SHORT PROBLEM => Write out exactly, with no other output, the lines below from the one that contains "Give me the" through the end.

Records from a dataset
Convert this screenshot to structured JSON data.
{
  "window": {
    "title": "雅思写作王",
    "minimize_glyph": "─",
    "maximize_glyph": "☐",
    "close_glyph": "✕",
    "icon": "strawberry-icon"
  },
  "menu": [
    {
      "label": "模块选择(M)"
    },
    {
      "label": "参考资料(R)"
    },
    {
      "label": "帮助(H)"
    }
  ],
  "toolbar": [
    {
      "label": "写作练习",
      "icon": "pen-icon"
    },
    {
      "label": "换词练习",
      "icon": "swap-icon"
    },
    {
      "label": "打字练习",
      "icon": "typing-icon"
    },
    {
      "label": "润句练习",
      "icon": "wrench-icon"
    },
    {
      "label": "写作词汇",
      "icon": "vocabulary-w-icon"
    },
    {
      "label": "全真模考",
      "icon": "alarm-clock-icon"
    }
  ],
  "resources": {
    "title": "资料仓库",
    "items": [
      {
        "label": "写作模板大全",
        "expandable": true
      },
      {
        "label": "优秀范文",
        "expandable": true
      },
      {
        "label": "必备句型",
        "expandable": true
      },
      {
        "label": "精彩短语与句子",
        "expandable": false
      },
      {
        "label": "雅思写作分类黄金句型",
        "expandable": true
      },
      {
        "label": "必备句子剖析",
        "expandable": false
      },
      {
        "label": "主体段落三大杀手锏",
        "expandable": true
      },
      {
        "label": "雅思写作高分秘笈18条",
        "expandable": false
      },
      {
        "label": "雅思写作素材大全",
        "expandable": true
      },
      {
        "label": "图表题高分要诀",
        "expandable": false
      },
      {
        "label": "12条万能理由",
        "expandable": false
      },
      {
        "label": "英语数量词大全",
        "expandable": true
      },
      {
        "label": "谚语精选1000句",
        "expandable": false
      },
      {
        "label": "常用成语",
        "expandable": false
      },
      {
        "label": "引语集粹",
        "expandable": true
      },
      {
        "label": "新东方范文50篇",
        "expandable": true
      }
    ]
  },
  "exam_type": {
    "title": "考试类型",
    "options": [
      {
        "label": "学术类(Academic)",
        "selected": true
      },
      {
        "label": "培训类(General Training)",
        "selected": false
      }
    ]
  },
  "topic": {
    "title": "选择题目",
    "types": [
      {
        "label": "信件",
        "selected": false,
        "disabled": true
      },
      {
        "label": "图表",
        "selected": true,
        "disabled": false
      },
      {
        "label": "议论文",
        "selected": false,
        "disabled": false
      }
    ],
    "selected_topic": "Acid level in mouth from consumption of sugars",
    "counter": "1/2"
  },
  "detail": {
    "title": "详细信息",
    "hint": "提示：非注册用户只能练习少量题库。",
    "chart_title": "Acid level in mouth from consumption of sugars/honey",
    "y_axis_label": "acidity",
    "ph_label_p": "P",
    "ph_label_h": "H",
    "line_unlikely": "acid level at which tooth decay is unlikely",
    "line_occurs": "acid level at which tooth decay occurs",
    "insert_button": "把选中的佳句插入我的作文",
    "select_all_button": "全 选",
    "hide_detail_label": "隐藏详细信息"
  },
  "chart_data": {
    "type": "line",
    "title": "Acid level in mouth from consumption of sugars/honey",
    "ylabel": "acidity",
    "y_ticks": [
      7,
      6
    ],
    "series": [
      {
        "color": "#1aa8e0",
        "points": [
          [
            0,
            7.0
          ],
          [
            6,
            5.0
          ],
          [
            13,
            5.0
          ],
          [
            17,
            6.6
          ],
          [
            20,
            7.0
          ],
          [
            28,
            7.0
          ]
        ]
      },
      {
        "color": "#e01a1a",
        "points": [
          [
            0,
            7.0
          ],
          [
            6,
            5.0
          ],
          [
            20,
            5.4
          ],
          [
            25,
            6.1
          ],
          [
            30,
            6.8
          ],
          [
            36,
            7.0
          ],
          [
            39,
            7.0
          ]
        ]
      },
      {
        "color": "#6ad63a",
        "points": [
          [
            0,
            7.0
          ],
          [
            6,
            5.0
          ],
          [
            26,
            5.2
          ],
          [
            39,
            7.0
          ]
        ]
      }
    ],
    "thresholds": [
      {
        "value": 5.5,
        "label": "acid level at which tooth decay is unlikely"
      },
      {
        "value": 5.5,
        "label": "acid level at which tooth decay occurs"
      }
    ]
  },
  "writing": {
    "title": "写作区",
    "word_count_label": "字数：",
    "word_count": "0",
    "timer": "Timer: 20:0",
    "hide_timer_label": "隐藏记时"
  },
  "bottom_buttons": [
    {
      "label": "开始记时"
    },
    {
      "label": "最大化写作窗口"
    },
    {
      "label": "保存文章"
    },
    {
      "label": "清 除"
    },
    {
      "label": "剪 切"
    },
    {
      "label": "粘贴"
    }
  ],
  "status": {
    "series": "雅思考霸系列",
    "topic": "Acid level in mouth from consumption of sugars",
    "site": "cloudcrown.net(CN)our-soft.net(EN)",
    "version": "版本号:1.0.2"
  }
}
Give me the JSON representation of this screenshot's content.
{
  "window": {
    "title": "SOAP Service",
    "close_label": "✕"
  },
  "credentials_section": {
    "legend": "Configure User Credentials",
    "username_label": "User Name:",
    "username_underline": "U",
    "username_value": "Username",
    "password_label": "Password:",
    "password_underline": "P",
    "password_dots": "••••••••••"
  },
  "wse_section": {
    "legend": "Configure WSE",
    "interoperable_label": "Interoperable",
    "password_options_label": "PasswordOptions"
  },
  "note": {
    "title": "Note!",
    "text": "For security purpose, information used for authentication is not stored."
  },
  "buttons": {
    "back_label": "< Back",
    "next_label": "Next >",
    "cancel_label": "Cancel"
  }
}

SOLUTION FOR THIS TASK =>
Give me the JSON representation of this screenshot's content.
{
  "window": {
    "title": "SOAP Service",
    "close_label": "✕"
  },
  "credentials_section": {
    "legend": "Configure User Credentials",
    "username_label": "User Name:",
    "username_underline": "U",
    "username_value": "Username",
    "password_label": "Password:",
    "password_underline": "P",
    "password_dots": "••••••••••"
  },
  "wse_section": {
    "legend": "Configure WSE",
    "interoperable_label": "Interoperable",
    "password_options_label": "PasswordOptions"
  },
  "note": {
    "title": "Note!",
    "text": "For security purpose, information used for authentication is not stored."
  },
  "buttons": {
    "back_label": "< Back",
    "next_label": "Next >",
    "cancel_label": "Cancel"
  }
}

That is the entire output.